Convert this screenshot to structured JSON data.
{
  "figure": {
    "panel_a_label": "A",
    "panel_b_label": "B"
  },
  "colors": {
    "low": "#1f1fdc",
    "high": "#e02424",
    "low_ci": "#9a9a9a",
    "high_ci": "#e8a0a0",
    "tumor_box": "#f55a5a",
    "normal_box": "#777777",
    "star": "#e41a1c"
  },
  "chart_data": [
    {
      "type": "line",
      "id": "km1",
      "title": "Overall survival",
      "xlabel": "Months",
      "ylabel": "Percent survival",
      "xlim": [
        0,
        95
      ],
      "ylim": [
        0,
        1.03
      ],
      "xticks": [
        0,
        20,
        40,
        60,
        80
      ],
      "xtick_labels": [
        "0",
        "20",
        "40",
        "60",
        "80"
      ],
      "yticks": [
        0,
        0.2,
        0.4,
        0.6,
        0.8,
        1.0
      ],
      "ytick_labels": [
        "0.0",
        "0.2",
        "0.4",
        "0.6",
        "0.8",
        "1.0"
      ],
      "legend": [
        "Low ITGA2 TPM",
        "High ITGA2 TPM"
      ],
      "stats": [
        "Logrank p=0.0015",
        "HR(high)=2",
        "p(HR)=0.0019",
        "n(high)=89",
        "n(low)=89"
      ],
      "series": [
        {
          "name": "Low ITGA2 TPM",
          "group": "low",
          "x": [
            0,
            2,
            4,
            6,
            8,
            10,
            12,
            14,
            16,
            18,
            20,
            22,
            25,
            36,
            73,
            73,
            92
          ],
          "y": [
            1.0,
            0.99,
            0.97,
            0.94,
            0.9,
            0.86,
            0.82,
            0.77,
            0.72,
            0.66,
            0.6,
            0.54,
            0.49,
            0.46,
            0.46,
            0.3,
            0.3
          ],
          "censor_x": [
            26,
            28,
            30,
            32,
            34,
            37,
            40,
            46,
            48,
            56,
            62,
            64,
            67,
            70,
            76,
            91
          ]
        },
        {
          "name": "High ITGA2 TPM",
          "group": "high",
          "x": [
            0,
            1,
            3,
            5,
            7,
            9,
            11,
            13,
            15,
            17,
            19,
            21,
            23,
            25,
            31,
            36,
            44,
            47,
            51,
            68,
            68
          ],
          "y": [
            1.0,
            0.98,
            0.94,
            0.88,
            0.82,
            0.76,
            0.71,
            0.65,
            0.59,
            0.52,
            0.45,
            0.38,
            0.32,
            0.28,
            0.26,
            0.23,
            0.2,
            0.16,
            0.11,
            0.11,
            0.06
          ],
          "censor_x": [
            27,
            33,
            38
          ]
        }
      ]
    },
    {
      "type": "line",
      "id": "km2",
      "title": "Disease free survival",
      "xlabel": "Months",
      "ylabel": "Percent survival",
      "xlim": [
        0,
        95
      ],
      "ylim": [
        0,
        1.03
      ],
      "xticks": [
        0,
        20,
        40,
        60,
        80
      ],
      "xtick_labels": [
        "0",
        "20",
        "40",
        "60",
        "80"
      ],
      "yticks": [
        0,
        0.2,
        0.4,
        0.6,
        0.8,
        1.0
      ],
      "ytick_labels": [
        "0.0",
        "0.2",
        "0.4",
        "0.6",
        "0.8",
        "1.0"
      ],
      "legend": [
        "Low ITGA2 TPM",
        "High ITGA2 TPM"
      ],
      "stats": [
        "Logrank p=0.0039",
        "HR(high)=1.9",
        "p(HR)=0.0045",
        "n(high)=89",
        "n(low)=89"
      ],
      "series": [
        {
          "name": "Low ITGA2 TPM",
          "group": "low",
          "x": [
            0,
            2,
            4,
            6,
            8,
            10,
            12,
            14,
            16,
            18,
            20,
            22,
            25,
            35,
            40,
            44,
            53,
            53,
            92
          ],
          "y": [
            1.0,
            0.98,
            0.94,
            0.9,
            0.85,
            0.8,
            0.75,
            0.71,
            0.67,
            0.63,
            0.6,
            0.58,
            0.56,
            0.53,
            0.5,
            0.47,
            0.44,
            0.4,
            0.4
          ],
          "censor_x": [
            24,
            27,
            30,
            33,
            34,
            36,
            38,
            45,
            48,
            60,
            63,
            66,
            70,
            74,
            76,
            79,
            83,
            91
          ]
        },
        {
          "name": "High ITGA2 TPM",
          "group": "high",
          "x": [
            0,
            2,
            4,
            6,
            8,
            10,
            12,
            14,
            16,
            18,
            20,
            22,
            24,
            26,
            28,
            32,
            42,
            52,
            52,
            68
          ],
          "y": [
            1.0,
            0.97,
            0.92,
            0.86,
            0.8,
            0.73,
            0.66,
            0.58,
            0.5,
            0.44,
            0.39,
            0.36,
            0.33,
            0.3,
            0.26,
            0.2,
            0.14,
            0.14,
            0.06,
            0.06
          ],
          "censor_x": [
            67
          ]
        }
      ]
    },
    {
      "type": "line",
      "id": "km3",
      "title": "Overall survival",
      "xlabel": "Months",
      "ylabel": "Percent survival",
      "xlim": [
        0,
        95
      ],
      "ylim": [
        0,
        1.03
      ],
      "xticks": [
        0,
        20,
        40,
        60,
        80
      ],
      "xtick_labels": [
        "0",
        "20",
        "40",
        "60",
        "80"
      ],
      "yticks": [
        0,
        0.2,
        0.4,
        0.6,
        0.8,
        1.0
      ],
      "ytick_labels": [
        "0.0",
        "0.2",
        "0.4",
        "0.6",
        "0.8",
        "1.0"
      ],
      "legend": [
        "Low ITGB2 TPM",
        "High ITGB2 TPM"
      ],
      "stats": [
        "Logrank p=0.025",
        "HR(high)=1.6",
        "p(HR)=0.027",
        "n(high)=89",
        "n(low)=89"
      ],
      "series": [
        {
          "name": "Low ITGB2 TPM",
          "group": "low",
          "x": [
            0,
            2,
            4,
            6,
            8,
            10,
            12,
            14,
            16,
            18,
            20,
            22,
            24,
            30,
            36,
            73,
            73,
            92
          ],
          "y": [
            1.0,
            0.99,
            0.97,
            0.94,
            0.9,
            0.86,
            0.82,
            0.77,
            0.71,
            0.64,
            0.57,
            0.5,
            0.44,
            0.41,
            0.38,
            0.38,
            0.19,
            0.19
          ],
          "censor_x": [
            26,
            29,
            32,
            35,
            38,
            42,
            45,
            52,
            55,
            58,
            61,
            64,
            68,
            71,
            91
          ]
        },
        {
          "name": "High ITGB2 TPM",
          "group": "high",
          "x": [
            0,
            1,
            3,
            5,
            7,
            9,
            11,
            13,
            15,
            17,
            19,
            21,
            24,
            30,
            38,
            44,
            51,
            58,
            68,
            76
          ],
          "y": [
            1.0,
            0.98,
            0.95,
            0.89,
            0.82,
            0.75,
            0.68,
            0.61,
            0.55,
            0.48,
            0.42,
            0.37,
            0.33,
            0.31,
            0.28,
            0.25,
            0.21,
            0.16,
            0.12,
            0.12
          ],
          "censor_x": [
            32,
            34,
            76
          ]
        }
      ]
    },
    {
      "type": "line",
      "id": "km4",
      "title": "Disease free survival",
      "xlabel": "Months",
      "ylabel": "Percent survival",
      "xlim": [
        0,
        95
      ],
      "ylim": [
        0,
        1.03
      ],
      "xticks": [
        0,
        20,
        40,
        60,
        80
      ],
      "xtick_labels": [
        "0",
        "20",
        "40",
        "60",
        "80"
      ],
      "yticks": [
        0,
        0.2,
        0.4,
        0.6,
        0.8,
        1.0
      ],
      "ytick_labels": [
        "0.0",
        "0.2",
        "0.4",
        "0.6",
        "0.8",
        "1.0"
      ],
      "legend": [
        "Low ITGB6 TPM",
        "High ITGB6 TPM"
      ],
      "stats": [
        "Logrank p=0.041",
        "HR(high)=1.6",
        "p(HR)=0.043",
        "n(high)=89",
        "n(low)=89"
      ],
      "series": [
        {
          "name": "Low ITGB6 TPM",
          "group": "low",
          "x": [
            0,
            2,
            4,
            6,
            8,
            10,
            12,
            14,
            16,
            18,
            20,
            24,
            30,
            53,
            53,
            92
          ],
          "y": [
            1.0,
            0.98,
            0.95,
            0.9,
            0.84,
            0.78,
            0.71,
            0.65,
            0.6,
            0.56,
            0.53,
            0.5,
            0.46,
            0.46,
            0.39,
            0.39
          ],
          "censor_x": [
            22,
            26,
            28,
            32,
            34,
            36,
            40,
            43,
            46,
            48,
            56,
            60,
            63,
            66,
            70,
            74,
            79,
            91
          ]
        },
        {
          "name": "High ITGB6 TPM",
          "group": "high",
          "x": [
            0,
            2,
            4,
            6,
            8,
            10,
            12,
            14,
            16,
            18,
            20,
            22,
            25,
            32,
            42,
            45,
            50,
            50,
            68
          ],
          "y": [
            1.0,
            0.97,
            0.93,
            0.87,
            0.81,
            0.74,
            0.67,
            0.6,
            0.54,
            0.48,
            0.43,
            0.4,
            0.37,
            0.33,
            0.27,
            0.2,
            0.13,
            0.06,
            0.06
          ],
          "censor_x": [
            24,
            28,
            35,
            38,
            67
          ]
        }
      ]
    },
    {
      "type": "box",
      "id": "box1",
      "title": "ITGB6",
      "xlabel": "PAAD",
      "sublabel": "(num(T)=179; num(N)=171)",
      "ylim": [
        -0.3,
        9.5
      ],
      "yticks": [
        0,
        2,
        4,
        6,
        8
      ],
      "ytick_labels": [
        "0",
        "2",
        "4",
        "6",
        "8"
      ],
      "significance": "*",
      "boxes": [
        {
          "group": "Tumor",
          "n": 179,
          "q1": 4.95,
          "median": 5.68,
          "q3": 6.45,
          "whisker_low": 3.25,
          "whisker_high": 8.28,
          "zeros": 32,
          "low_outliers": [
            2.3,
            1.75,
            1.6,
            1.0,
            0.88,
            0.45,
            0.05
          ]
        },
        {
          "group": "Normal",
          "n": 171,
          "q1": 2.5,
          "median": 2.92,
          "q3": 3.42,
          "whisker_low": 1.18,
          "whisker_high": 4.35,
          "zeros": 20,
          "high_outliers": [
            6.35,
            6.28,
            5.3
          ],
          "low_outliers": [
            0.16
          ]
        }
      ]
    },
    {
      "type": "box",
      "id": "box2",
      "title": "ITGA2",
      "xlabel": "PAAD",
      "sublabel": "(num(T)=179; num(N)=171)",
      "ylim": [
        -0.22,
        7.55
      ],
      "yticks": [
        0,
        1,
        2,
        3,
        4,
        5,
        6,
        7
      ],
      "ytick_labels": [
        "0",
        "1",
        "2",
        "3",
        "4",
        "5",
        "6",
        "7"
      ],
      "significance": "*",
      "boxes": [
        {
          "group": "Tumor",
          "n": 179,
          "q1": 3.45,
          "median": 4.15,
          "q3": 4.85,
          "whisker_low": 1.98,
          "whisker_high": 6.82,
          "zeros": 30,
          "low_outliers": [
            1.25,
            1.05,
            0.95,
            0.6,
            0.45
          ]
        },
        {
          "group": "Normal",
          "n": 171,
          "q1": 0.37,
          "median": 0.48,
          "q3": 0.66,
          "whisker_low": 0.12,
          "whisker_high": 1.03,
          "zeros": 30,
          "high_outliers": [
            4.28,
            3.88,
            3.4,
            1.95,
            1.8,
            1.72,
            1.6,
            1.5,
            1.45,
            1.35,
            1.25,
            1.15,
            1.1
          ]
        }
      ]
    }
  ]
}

=-=-=-=-=

— Problem description —
Please filter the data down to the lines containing the word "median".

— Answer box —
          "median": 5.68,
          "median": 2.92,
          "median": 4.15,
          "median": 0.48,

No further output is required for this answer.